▸ **Kurze Aufgabe**
Welchen Ort nennt der Auszug über die Michaelsgrotte in Monte Sant'Angelo als den wohl bekanntesten Verehrungsort des Michaelskults?

▸ **Bereitgestellter Auszug**
·····
Fuhren am Vormittag auf die Halbinsel des Gargano nach Monte Sant‘ Angelo. Dort stiegen wir zur Grotte hinab, in welcher der Erzengel Michael verehrt wird. Laut einer Legende soll Michael sich diese schlichte Höhle selbst als Verehrungsort ausgesucht haben. Vermutlich befand sich hier jedoch zuvor die Kultstätte einer paganen Naturgottheit. Das würde auch erklären, warum der Heilige Michael in der volkstümlichen Vorstellung zumindest in der Gegend des Gargano nebenbei als eine Art Naturgottheit agiert, welche wohlwollend für Wasser und gutes Wetter in den Weide- und Ernteperioden sorgt. Rasch verbreitete sich der Michaelskult über Europa. Der bekannteste Verehrungsort ist wohl der Mont Saint-Michel in der Normandie.
·····
▸ **Datenauszug**

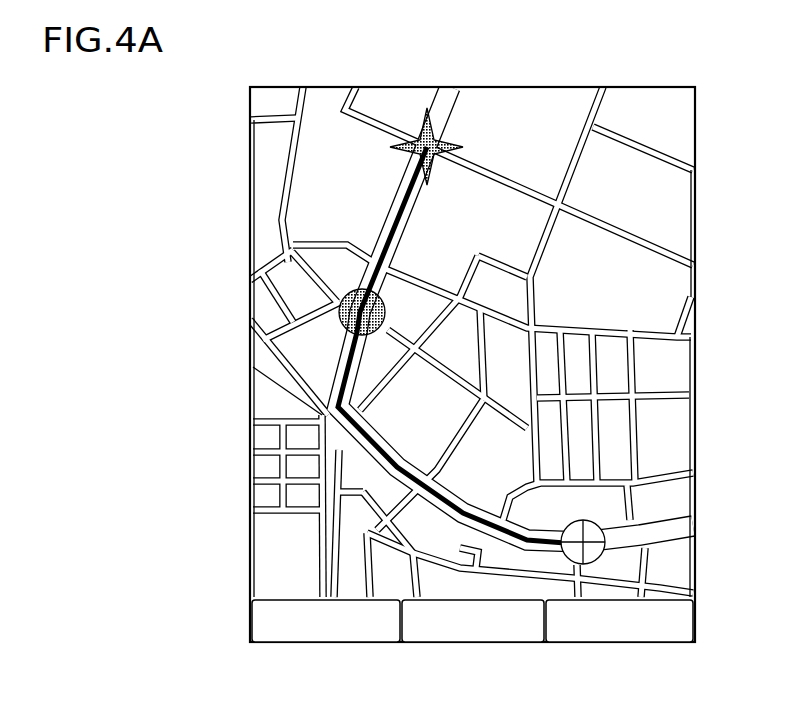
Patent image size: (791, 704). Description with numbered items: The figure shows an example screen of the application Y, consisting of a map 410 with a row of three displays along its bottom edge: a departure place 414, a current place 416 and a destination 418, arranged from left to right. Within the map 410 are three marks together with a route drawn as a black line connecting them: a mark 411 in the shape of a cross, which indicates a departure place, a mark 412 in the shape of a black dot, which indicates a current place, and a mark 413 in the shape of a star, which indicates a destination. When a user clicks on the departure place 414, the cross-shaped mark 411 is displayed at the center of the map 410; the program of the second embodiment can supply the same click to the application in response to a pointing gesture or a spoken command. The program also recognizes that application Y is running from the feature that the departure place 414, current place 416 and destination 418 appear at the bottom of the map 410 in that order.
·····
▸ **Die Antwort**
Den Mont Saint-Michel in der Normandie.